> **What is asked**:
The records below need retyping in full; give them again exactly.

------ The data

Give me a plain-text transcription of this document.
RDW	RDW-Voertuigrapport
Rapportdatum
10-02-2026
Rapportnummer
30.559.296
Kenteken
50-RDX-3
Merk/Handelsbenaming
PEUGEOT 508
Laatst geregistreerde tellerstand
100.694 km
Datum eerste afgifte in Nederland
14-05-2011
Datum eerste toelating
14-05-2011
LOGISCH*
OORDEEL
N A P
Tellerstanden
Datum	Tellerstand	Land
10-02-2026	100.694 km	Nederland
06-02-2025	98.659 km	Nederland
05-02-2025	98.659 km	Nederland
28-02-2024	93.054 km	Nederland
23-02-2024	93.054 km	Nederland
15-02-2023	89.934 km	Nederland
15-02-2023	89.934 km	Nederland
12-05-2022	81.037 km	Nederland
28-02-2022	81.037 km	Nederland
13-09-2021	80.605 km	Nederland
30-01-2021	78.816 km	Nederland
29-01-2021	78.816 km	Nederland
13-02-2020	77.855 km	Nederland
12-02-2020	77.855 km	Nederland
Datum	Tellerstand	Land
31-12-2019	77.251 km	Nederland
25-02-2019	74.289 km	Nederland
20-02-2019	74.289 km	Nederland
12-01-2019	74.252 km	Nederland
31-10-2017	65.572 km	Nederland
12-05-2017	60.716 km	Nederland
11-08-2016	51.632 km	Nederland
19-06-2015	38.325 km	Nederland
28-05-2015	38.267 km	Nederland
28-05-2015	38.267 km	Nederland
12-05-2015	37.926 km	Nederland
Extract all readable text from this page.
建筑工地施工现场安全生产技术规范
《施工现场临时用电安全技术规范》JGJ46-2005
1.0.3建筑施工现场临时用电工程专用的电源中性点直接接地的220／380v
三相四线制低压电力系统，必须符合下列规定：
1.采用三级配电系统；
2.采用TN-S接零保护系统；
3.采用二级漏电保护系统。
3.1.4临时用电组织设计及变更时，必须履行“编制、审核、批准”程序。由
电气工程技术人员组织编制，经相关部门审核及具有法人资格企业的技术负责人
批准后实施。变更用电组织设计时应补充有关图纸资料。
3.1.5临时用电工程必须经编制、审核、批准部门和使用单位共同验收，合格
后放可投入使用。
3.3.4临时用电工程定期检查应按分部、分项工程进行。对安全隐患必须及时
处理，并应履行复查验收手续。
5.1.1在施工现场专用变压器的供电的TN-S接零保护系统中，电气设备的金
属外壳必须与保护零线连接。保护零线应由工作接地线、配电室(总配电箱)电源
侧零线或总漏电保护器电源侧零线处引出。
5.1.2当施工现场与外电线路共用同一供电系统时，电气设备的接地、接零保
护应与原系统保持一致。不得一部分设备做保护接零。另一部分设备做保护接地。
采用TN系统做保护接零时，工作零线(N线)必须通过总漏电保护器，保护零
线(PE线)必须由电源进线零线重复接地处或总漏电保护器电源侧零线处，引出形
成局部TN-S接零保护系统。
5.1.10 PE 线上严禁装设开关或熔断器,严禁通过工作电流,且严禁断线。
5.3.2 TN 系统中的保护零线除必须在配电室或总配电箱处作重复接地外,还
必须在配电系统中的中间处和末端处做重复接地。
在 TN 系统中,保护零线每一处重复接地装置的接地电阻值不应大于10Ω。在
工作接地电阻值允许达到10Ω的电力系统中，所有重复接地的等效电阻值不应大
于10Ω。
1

------------

> **Right answer**:
Give me a plain-text transcription of this document.
RDW	RDW-Voertuigrapport
Rapportdatum
10-02-2026
Rapportnummer
30.559.296
Kenteken
50-RDX-3
Merk/Handelsbenaming
PEUGEOT 508
Laatst geregistreerde tellerstand
100.694 km
Datum eerste afgifte in Nederland
14-05-2011
Datum eerste toelating
14-05-2011
LOGISCH*
OORDEEL
N A P
Tellerstanden
Datum	Tellerstand	Land
10-02-2026	100.694 km	Nederland
06-02-2025	98.659 km	Nederland
05-02-2025	98.659 km	Nederland
28-02-2024	93.054 km	Nederland
23-02-2024	93.054 km	Nederland
15-02-2023	89.934 km	Nederland
15-02-2023	89.934 km	Nederland
12-05-2022	81.037 km	Nederland
28-02-2022	81.037 km	Nederland
13-09-2021	80.605 km	Nederland
30-01-2021	78.816 km	Nederland
29-01-2021	78.816 km	Nederland
13-02-2020	77.855 km	Nederland
12-02-2020	77.855 km	Nederland
Datum	Tellerstand	Land
31-12-2019	77.251 km	Nederland
25-02-2019	74.289 km	Nederland
20-02-2019	74.289 km	Nederland
12-01-2019	74.252 km	Nederland
31-10-2017	65.572 km	Nederland
12-05-2017	60.716 km	Nederland
11-08-2016	51.632 km	Nederland
19-06-2015	38.325 km	Nederland
28-05-2015	38.267 km	Nederland
28-05-2015	38.267 km	Nederland
12-05-2015	37.926 km	Nederland
Extract all readable text from this page.
建筑工地施工现场安全生产技术规范
《施工现场临时用电安全技术规范》JGJ46-2005
1.0.3建筑施工现场临时用电工程专用的电源中性点直接接地的220／380v
三相四线制低压电力系统，必须符合下列规定：
1.采用三级配电系统；
2.采用TN-S接零保护系统；
3.采用二级漏电保护系统。
3.1.4临时用电组织设计及变更时，必须履行“编制、审核、批准”程序。由
电气工程技术人员组织编制，经相关部门审核及具有法人资格企业的技术负责人
批准后实施。变更用电组织设计时应补充有关图纸资料。
3.1.5临时用电工程必须经编制、审核、批准部门和使用单位共同验收，合格
后放可投入使用。
3.3.4临时用电工程定期检查应按分部、分项工程进行。对安全隐患必须及时
处理，并应履行复查验收手续。
5.1.1在施工现场专用变压器的供电的TN-S接零保护系统中，电气设备的金
属外壳必须与保护零线连接。保护零线应由工作接地线、配电室(总配电箱)电源
侧零线或总漏电保护器电源侧零线处引出。
5.1.2当施工现场与外电线路共用同一供电系统时，电气设备的接地、接零保
护应与原系统保持一致。不得一部分设备做保护接零。另一部分设备做保护接地。
采用TN系统做保护接零时，工作零线(N线)必须通过总漏电保护器，保护零
线(PE线)必须由电源进线零线重复接地处或总漏电保护器电源侧零线处，引出形
成局部TN-S接零保护系统。
5.1.10 PE 线上严禁装设开关或熔断器,严禁通过工作电流,且严禁断线。
5.3.2 TN 系统中的保护零线除必须在配电室或总配电箱处作重复接地外,还
必须在配电系统中的中间处和末端处做重复接地。
在 TN 系统中,保护零线每一处重复接地装置的接地电阻值不应大于10Ω。在
工作接地电阻值允许达到10Ω的电力系统中，所有重复接地的等效电阻值不应大
于10Ω。
1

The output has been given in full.